**Exercise details:** Could you repeat the records below exactly, leaving out any pictures?

......

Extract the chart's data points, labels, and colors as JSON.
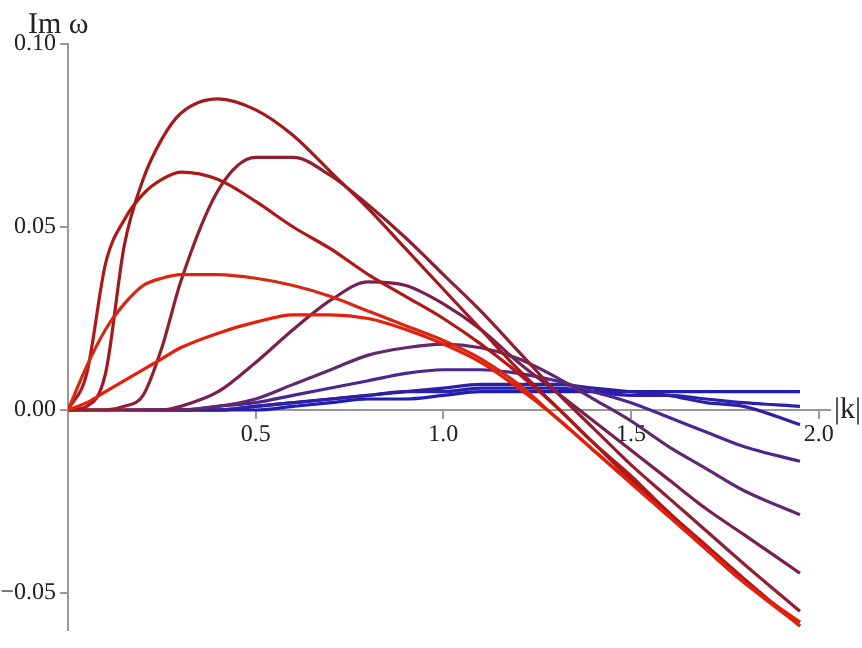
{
  "chart_data": {
    "type": "line",
    "xlabel": "|k|",
    "ylabel": "Im ω",
    "x": [
      0,
      0.05,
      0.1,
      0.15,
      0.2,
      0.25,
      0.3,
      0.4,
      0.5,
      0.6,
      0.7,
      0.8,
      0.9,
      1.0,
      1.1,
      1.2,
      1.3,
      1.4,
      1.5,
      1.6,
      1.7,
      1.8,
      1.95
    ],
    "series": [
      {
        "color": "#e61e0a",
        "values": [
          0,
          0.002,
          0.005,
          0.008,
          0.011,
          0.014,
          0.017,
          0.021,
          0.024,
          0.026,
          0.026,
          0.025,
          0.022,
          0.018,
          0.013,
          0.006,
          -0.002,
          -0.011,
          -0.02,
          -0.029,
          -0.038,
          -0.047,
          -0.058
        ]
      },
      {
        "color": "#d42a14",
        "values": [
          0,
          0.012,
          0.022,
          0.029,
          0.034,
          0.036,
          0.037,
          0.037,
          0.036,
          0.034,
          0.031,
          0.027,
          0.023,
          0.019,
          0.014,
          0.007,
          -0.002,
          -0.011,
          -0.02,
          -0.029,
          -0.038,
          -0.047,
          -0.059
        ]
      },
      {
        "color": "#b01818",
        "values": [
          0,
          0.01,
          0.04,
          0.052,
          0.059,
          0.063,
          0.065,
          0.063,
          0.057,
          0.05,
          0.044,
          0.037,
          0.031,
          0.025,
          0.018,
          0.01,
          0.001,
          -0.009,
          -0.018,
          -0.028,
          -0.037,
          -0.046,
          -0.059
        ]
      },
      {
        "color": "#a01a1e",
        "values": [
          0,
          0.001,
          0.01,
          0.045,
          0.063,
          0.074,
          0.081,
          0.085,
          0.082,
          0.075,
          0.065,
          0.055,
          0.044,
          0.033,
          0.022,
          0.011,
          0.001,
          -0.009,
          -0.019,
          -0.028,
          -0.038,
          -0.047,
          -0.058
        ]
      },
      {
        "color": "#902030",
        "values": [
          0,
          0,
          0,
          0.001,
          0.004,
          0.017,
          0.035,
          0.06,
          0.069,
          0.069,
          0.064,
          0.056,
          0.047,
          0.037,
          0.027,
          0.016,
          0.005,
          -0.005,
          -0.015,
          -0.024,
          -0.033,
          -0.042,
          -0.055
        ]
      },
      {
        "color": "#7a2050",
        "values": [
          0,
          0,
          0,
          0,
          0,
          0,
          0.001,
          0.005,
          0.013,
          0.022,
          0.03,
          0.035,
          0.034,
          0.029,
          0.022,
          0.013,
          0.005,
          -0.003,
          -0.011,
          -0.019,
          -0.027,
          -0.034,
          -0.0446
        ]
      },
      {
        "color": "#602870",
        "values": [
          0,
          0,
          0,
          0,
          0,
          0,
          0,
          0.001,
          0.003,
          0.007,
          0.011,
          0.015,
          0.017,
          0.018,
          0.017,
          0.014,
          0.009,
          0.003,
          -0.003,
          -0.01,
          -0.016,
          -0.022,
          -0.0286
        ]
      },
      {
        "color": "#4a2890",
        "values": [
          null,
          null,
          null,
          0,
          0,
          0,
          0,
          0.001,
          0.002,
          0.004,
          0.006,
          0.008,
          0.01,
          0.011,
          0.011,
          0.01,
          0.008,
          0.005,
          0.002,
          -0.002,
          -0.006,
          -0.01,
          -0.014
        ]
      },
      {
        "color": "#3020a0",
        "values": [
          null,
          null,
          null,
          null,
          0,
          0,
          0,
          0,
          0.001,
          0.002,
          0.003,
          0.004,
          0.005,
          0.006,
          0.007,
          0.007,
          0.007,
          0.006,
          0.005,
          0.004,
          0.002,
          0.001,
          -0.004
        ]
      },
      {
        "color": "#2820b0",
        "values": [
          null,
          null,
          null,
          null,
          null,
          0,
          0,
          0,
          0.001,
          0.002,
          0.003,
          0.004,
          0.005,
          0.005,
          0.006,
          0.006,
          0.006,
          0.005,
          0.004,
          0.004,
          0.003,
          0.002,
          0.001
        ]
      },
      {
        "color": "#1e1eb8",
        "values": [
          null,
          null,
          null,
          null,
          null,
          null,
          0,
          0,
          0,
          0.001,
          0.002,
          0.003,
          0.003,
          0.004,
          0.005,
          0.005,
          0.005,
          0.005,
          0.005,
          0.005,
          0.005,
          0.005,
          0.005
        ]
      }
    ],
    "xlim": [
      0,
      2.03
    ],
    "ylim": [
      -0.06,
      0.1
    ],
    "xticks": [
      {
        "value": 0.5,
        "label": "0.5"
      },
      {
        "value": 1,
        "label": "1.0"
      },
      {
        "value": 1.5,
        "label": "1.5"
      },
      {
        "value": 2,
        "label": "2.0"
      }
    ],
    "yticks": [
      {
        "value": -0.05,
        "label": "−0.05"
      },
      {
        "value": 0,
        "label": "0.00"
      },
      {
        "value": 0.05,
        "label": "0.05"
      },
      {
        "value": 0.1,
        "label": "0.10"
      }
    ],
    "grid": false,
    "legend": false,
    "marker": "none",
    "line_style": "solid"
  }
}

......

**The response:**
Extract the chart's data points, labels, and colors as JSON.
{
  "chart_data": {
    "type": "line",
    "xlabel": "|k|",
    "ylabel": "Im ω",
    "x": [
      0,
      0.05,
      0.1,
      0.15,
      0.2,
      0.25,
      0.3,
      0.4,
      0.5,
      0.6,
      0.7,
      0.8,
      0.9,
      1.0,
      1.1,
      1.2,
      1.3,
      1.4,
      1.5,
      1.6,
      1.7,
      1.8,
      1.95
    ],
    "series": [
      {
        "color": "#e61e0a",
        "values": [
          0,
          0.002,
          0.005,
          0.008,
          0.011,
          0.014,
          0.017,
          0.021,
          0.024,
          0.026,
          0.026,
          0.025,
          0.022,
          0.018,
          0.013,
          0.006,
          -0.002,
          -0.011,
          -0.02,
          -0.029,
          -0.038,
          -0.047,
          -0.058
        ]
      },
      {
        "color": "#d42a14",
        "values": [
          0,
          0.012,
          0.022,
          0.029,
          0.034,
          0.036,
          0.037,
          0.037,
          0.036,
          0.034,
          0.031,
          0.027,
          0.023,
          0.019,
          0.014,
          0.007,
          -0.002,
          -0.011,
          -0.02,
          -0.029,
          -0.038,
          -0.047,
          -0.059
        ]
      },
      {
        "color": "#b01818",
        "values": [
          0,
          0.01,
          0.04,
          0.052,
          0.059,
          0.063,
          0.065,
          0.063,
          0.057,
          0.05,
          0.044,
          0.037,
          0.031,
          0.025,
          0.018,
          0.01,
          0.001,
          -0.009,
          -0.018,
          -0.028,
          -0.037,
          -0.046,
          -0.059
        ]
      },
      {
        "color": "#a01a1e",
        "values": [
          0,
          0.001,
          0.01,
          0.045,
          0.063,
          0.074,
          0.081,
          0.085,
          0.082,
          0.075,
          0.065,
          0.055,
          0.044,
          0.033,
          0.022,
          0.011,
          0.001,
          -0.009,
          -0.019,
          -0.028,
          -0.038,
          -0.047,
          -0.058
        ]
      },
      {
        "color": "#902030",
        "values": [
          0,
          0,
          0,
          0.001,
          0.004,
          0.017,
          0.035,
          0.06,
          0.069,
          0.069,
          0.064,
          0.056,
          0.047,
          0.037,
          0.027,
          0.016,
          0.005,
          -0.005,
          -0.015,
          -0.024,
          -0.033,
          -0.042,
          -0.055
        ]
      },
      {
        "color": "#7a2050",
        "values": [
          0,
          0,
          0,
          0,
          0,
          0,
          0.001,
          0.005,
          0.013,
          0.022,
          0.03,
          0.035,
          0.034,
          0.029,
          0.022,
          0.013,
          0.005,
          -0.003,
          -0.011,
          -0.019,
          -0.027,
          -0.034,
          -0.0446
        ]
      },
      {
        "color": "#602870",
        "values": [
          0,
          0,
          0,
          0,
          0,
          0,
          0,
          0.001,
          0.003,
          0.007,
          0.011,
          0.015,
          0.017,
          0.018,
          0.017,
          0.014,
          0.009,
          0.003,
          -0.003,
          -0.01,
          -0.016,
          -0.022,
          -0.0286
        ]
      },
      {
        "color": "#4a2890",
        "values": [
          null,
          null,
          null,
          0,
          0,
          0,
          0,
          0.001,
          0.002,
          0.004,
          0.006,
          0.008,
          0.01,
          0.011,
          0.011,
          0.01,
          0.008,
          0.005,
          0.002,
          -0.002,
          -0.006,
          -0.01,
          -0.014
        ]
      },
      {
        "color": "#3020a0",
        "values": [
          null,
          null,
          null,
          null,
          0,
          0,
          0,
          0,
          0.001,
          0.002,
          0.003,
          0.004,
          0.005,
          0.006,
          0.007,
          0.007,
          0.007,
          0.006,
          0.005,
          0.004,
          0.002,
          0.001,
          -0.004
        ]
      },
      {
        "color": "#2820b0",
        "values": [
          null,
          null,
          null,
          null,
          null,
          0,
          0,
          0,
          0.001,
          0.002,
          0.003,
          0.004,
          0.005,
          0.005,
          0.006,
          0.006,
          0.006,
          0.005,
          0.004,
          0.004,
          0.003,
          0.002,
          0.001
        ]
      },
      {
        "color": "#1e1eb8",
        "values": [
          null,
          null,
          null,
          null,
          null,
          null,
          0,
          0,
          0,
          0.001,
          0.002,
          0.003,
          0.003,
          0.004,
          0.005,
          0.005,
          0.005,
          0.005,
          0.005,
          0.005,
          0.005,
          0.005,
          0.005
        ]
      }
    ],
    "xlim": [
      0,
      2.03
    ],
    "ylim": [
      -0.06,
      0.1
    ],
    "xticks": [
      {
        "value": 0.5,
        "label": "0.5"
      },
      {
        "value": 1,
        "label": "1.0"
      },
      {
        "value": 1.5,
        "label": "1.5"
      },
      {
        "value": 2,
        "label": "2.0"
      }
    ],
    "yticks": [
      {
        "value": -0.05,
        "label": "−0.05"
      },
      {
        "value": 0,
        "label": "0.00"
      },
      {
        "value": 0.05,
        "label": "0.05"
      },
      {
        "value": 0.1,
        "label": "0.10"
      }
    ],
    "grid": false,
    "legend": false,
    "marker": "none",
    "line_style": "solid"
  }
}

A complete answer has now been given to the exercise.